** START PROVIDED ENTRIES **

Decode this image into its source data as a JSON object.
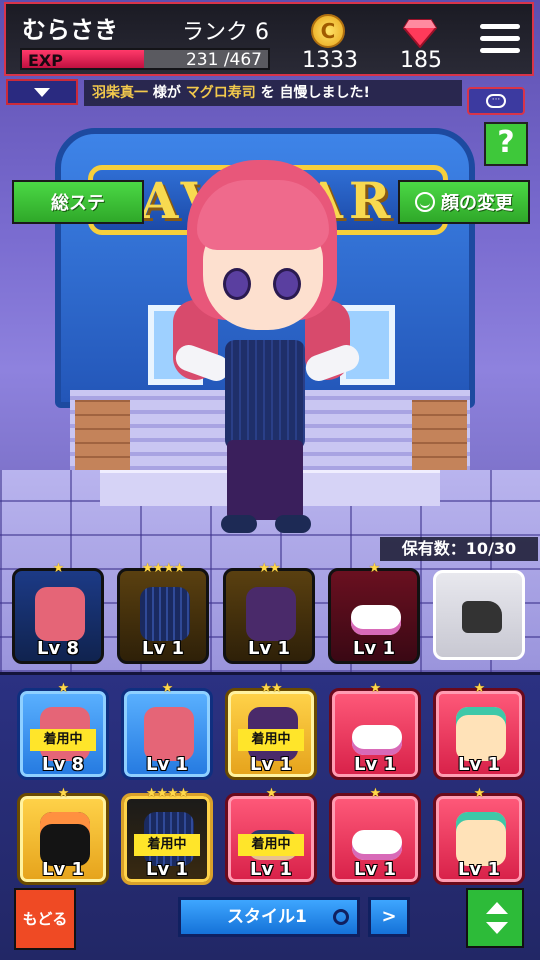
{
  "header": {
    "player_name": "むらさき",
    "rank": "ランク 6",
    "exp_label": "EXP",
    "exp_value": "231 /467",
    "exp_progress": 0.4946,
    "coins": "1333",
    "gems": "185",
    "coin_symbol": "C"
  },
  "notice": {
    "player": "羽柴真一",
    "text1": " 様が ",
    "item": "マグロ寿司",
    "text2": " を 自慢しました!"
  },
  "scene": {
    "building_sign": "AVATAR"
  },
  "buttons": {
    "total_stats": "総ステ",
    "face_change": "顔の変更",
    "help": "?",
    "back": "もどる",
    "style": "スタイル1",
    "next_style": ">"
  },
  "owned_count": "保有数：10/30",
  "equipped": [
    {
      "level": "Lv 8",
      "stars": "★",
      "kind": "hair",
      "frame": "blue"
    },
    {
      "level": "Lv 1",
      "stars": "★★★★",
      "kind": "suit",
      "frame": "gold"
    },
    {
      "level": "Lv 1",
      "stars": "★★",
      "kind": "pants",
      "frame": "gold"
    },
    {
      "level": "Lv 1",
      "stars": "★",
      "kind": "shoes",
      "frame": "red"
    }
  ],
  "inventory": [
    {
      "level": "Lv 8",
      "stars": "★",
      "kind": "hair",
      "frame": "blue",
      "tag": "着用中"
    },
    {
      "level": "Lv 1",
      "stars": "★",
      "kind": "hair",
      "frame": "blue",
      "tag": ""
    },
    {
      "level": "Lv 1",
      "stars": "★★",
      "kind": "pants",
      "frame": "gold",
      "tag": "着用中"
    },
    {
      "level": "Lv 1",
      "stars": "★",
      "kind": "shoes",
      "frame": "red",
      "tag": ""
    },
    {
      "level": "Lv 1",
      "stars": "★",
      "kind": "glove",
      "frame": "red",
      "tag": ""
    },
    {
      "level": "Lv 1",
      "stars": "★",
      "kind": "sushi",
      "frame": "gold",
      "tag": ""
    },
    {
      "level": "Lv 1",
      "stars": "★★★★",
      "kind": "suit",
      "frame": "goldblack",
      "tag": "着用中"
    },
    {
      "level": "Lv 1",
      "stars": "★",
      "kind": "shoes-dark",
      "frame": "red",
      "tag": "着用中"
    },
    {
      "level": "Lv 1",
      "stars": "★",
      "kind": "shoes",
      "frame": "red",
      "tag": ""
    },
    {
      "level": "Lv 1",
      "stars": "★",
      "kind": "glove",
      "frame": "red",
      "tag": ""
    }
  ],
  "colors": {
    "accent_green": "#3ec83a",
    "exp_bar": "#e8305a",
    "header_border": "#d8344a",
    "inventory_bg": "#2b3182"
  }
}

** END PROVIDED ENTRIES **

Print all of the entries word for word. Skip any images they contain.

Decode this image into its source data as a JSON object.
{
  "header": {
    "player_name": "むらさき",
    "rank": "ランク 6",
    "exp_label": "EXP",
    "exp_value": "231 /467",
    "exp_progress": 0.4946,
    "coins": "1333",
    "gems": "185",
    "coin_symbol": "C"
  },
  "notice": {
    "player": "羽柴真一",
    "text1": " 様が ",
    "item": "マグロ寿司",
    "text2": " を 自慢しました!"
  },
  "scene": {
    "building_sign": "AVATAR"
  },
  "buttons": {
    "total_stats": "総ステ",
    "face_change": "顔の変更",
    "help": "?",
    "back": "もどる",
    "style": "スタイル1",
    "next_style": ">"
  },
  "owned_count": "保有数：10/30",
  "equipped": [
    {
      "level": "Lv 8",
      "stars": "★",
      "kind": "hair",
      "frame": "blue"
    },
    {
      "level": "Lv 1",
      "stars": "★★★★",
      "kind": "suit",
      "frame": "gold"
    },
    {
      "level": "Lv 1",
      "stars": "★★",
      "kind": "pants",
      "frame": "gold"
    },
    {
      "level": "Lv 1",
      "stars": "★",
      "kind": "shoes",
      "frame": "red"
    }
  ],
  "inventory": [
    {
      "level": "Lv 8",
      "stars": "★",
      "kind": "hair",
      "frame": "blue",
      "tag": "着用中"
    },
    {
      "level": "Lv 1",
      "stars": "★",
      "kind": "hair",
      "frame": "blue",
      "tag": ""
    },
    {
      "level": "Lv 1",
      "stars": "★★",
      "kind": "pants",
      "frame": "gold",
      "tag": "着用中"
    },
    {
      "level": "Lv 1",
      "stars": "★",
      "kind": "shoes",
      "frame": "red",
      "tag": ""
    },
    {
      "level": "Lv 1",
      "stars": "★",
      "kind": "glove",
      "frame": "red",
      "tag": ""
    },
    {
      "level": "Lv 1",
      "stars": "★",
      "kind": "sushi",
      "frame": "gold",
      "tag": ""
    },
    {
      "level": "Lv 1",
      "stars": "★★★★",
      "kind": "suit",
      "frame": "goldblack",
      "tag": "着用中"
    },
    {
      "level": "Lv 1",
      "stars": "★",
      "kind": "shoes-dark",
      "frame": "red",
      "tag": "着用中"
    },
    {
      "level": "Lv 1",
      "stars": "★",
      "kind": "shoes",
      "frame": "red",
      "tag": ""
    },
    {
      "level": "Lv 1",
      "stars": "★",
      "kind": "glove",
      "frame": "red",
      "tag": ""
    }
  ],
  "colors": {
    "accent_green": "#3ec83a",
    "exp_bar": "#e8305a",
    "header_border": "#d8344a",
    "inventory_bg": "#2b3182"
  }
}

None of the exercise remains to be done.